(Items from a dataset)
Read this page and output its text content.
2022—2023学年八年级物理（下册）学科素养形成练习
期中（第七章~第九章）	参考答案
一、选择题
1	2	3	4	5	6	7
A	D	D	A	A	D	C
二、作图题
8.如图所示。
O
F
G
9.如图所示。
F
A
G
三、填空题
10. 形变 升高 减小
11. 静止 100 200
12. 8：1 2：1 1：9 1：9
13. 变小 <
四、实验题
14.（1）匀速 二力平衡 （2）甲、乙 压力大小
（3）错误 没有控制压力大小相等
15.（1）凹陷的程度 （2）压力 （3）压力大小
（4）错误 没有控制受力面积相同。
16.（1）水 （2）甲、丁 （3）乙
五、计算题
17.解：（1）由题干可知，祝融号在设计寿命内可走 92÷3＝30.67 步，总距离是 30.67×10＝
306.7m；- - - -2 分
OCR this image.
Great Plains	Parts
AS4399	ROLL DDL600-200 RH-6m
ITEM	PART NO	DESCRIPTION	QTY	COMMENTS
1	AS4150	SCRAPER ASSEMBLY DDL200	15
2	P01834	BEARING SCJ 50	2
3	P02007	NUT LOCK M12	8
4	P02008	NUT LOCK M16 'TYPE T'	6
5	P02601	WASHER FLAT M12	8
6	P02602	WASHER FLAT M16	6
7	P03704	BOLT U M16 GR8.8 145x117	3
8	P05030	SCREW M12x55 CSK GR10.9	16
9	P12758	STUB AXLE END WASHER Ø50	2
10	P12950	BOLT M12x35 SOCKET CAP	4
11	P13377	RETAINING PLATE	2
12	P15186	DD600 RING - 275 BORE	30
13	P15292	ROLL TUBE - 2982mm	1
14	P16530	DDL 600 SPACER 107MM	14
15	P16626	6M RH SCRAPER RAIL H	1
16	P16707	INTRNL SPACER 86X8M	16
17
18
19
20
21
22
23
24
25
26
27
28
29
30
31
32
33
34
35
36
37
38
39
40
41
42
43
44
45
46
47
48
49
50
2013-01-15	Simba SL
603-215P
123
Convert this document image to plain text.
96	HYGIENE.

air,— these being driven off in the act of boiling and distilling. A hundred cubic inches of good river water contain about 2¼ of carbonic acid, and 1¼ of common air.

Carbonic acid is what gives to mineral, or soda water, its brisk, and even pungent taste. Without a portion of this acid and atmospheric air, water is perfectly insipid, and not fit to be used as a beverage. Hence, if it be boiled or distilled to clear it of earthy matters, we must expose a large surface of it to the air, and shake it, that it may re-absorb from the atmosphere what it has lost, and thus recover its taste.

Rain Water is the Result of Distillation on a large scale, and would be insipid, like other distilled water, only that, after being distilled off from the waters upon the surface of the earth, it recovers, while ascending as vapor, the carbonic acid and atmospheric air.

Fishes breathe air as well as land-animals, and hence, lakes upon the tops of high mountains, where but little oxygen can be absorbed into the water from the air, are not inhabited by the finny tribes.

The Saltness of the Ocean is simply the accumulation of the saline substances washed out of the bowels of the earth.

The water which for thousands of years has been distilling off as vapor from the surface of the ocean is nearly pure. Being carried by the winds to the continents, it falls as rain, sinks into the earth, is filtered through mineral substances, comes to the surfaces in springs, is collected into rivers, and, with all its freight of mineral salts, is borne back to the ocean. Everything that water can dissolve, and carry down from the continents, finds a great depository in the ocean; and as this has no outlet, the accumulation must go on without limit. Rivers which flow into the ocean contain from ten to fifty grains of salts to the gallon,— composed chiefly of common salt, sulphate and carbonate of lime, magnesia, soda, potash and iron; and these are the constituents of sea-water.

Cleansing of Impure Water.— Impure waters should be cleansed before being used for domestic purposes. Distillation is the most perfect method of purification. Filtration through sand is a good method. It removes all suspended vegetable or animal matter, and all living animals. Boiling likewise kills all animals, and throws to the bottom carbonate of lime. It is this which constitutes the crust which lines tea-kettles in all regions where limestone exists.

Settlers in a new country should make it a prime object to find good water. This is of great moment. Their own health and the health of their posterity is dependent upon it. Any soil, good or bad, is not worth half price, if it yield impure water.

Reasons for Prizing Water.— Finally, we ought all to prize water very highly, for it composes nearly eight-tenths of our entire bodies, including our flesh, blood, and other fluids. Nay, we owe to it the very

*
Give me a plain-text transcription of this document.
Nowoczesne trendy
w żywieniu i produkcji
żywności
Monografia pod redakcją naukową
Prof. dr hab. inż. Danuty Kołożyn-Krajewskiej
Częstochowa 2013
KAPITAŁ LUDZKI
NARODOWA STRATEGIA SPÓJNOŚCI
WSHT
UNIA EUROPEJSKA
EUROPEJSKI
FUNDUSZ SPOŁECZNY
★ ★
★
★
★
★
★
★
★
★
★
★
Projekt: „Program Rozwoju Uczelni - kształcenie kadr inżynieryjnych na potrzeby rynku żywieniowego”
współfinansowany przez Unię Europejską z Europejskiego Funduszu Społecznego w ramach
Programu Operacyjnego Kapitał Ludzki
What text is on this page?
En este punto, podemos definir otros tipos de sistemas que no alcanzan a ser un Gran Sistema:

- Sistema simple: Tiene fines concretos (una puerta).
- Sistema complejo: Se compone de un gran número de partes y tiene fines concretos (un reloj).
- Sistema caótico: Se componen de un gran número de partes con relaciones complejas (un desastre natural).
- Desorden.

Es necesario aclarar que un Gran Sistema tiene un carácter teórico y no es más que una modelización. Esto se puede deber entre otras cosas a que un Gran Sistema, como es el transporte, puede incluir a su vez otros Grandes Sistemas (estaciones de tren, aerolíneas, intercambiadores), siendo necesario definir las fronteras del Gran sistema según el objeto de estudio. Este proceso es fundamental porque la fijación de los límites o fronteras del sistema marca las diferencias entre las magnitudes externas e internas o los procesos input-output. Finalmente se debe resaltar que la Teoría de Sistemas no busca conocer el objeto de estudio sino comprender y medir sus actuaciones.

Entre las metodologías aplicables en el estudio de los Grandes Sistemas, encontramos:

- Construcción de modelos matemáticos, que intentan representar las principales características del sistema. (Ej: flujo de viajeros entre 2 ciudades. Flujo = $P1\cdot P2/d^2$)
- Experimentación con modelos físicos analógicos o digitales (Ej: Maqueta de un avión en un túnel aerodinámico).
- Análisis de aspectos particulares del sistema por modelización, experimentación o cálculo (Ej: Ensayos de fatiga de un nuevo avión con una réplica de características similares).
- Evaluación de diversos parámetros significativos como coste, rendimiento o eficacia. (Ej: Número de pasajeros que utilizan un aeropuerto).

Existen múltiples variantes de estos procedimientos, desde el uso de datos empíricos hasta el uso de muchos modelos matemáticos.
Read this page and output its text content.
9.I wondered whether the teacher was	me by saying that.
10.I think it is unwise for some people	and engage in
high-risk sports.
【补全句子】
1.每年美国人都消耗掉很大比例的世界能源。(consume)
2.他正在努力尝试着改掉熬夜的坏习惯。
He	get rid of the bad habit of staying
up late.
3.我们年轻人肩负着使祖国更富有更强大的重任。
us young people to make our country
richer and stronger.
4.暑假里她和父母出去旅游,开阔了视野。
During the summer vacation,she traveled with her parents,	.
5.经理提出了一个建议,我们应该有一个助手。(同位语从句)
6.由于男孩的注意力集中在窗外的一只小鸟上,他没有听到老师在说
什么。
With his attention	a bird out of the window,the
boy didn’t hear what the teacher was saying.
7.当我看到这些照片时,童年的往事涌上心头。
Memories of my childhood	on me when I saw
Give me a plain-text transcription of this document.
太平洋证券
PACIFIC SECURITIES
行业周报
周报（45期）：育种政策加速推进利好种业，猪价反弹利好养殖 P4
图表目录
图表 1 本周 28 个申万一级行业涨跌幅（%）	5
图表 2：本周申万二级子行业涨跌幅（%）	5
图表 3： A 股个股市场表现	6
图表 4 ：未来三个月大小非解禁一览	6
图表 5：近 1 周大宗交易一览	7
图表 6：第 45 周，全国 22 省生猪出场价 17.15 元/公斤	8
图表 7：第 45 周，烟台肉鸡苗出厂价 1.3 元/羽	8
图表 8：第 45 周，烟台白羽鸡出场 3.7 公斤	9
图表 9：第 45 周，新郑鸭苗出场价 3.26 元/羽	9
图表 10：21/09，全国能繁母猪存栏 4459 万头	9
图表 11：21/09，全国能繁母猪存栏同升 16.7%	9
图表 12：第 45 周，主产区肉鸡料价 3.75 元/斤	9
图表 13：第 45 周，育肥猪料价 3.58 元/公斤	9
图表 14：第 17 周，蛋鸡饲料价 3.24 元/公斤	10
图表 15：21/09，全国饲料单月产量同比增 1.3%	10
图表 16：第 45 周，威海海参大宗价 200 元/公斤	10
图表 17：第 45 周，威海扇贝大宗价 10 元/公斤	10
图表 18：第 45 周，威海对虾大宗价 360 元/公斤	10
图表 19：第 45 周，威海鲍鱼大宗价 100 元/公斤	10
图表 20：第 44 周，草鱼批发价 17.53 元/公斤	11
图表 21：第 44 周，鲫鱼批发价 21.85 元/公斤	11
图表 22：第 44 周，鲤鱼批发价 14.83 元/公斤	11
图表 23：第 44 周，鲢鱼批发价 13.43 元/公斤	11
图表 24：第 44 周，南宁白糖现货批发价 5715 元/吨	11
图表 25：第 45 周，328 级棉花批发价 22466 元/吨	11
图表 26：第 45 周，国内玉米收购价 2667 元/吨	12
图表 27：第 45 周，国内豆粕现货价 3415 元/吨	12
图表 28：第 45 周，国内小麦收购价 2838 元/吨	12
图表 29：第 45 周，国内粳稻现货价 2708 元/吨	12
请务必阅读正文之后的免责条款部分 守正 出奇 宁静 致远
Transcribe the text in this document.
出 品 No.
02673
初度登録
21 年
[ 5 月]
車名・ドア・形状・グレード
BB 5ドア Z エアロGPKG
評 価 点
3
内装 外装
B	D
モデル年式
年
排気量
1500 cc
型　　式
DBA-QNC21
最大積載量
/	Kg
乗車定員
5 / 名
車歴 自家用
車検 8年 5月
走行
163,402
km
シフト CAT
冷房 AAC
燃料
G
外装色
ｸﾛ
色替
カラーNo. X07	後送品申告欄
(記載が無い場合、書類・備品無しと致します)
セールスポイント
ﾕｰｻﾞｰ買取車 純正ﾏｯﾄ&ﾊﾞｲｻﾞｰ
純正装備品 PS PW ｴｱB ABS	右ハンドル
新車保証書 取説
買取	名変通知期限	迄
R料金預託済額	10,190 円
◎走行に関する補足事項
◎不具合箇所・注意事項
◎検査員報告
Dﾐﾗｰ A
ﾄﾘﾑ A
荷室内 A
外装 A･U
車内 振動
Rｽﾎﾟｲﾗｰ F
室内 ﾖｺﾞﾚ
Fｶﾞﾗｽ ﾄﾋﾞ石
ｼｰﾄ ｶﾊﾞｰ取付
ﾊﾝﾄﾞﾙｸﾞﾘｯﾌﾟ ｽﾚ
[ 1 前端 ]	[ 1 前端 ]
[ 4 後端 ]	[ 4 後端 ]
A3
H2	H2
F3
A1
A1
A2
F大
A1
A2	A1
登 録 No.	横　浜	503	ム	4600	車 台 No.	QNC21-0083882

## Job
Pick out each line containing the string "partes" and copy it.

## The solution
- Sistema complejo: Se compone de un gran número de partes y tiene fines concretos (un reloj).
- Sistema caótico: Se componen de un gran número de partes con relaciones complejas (un desastre natural).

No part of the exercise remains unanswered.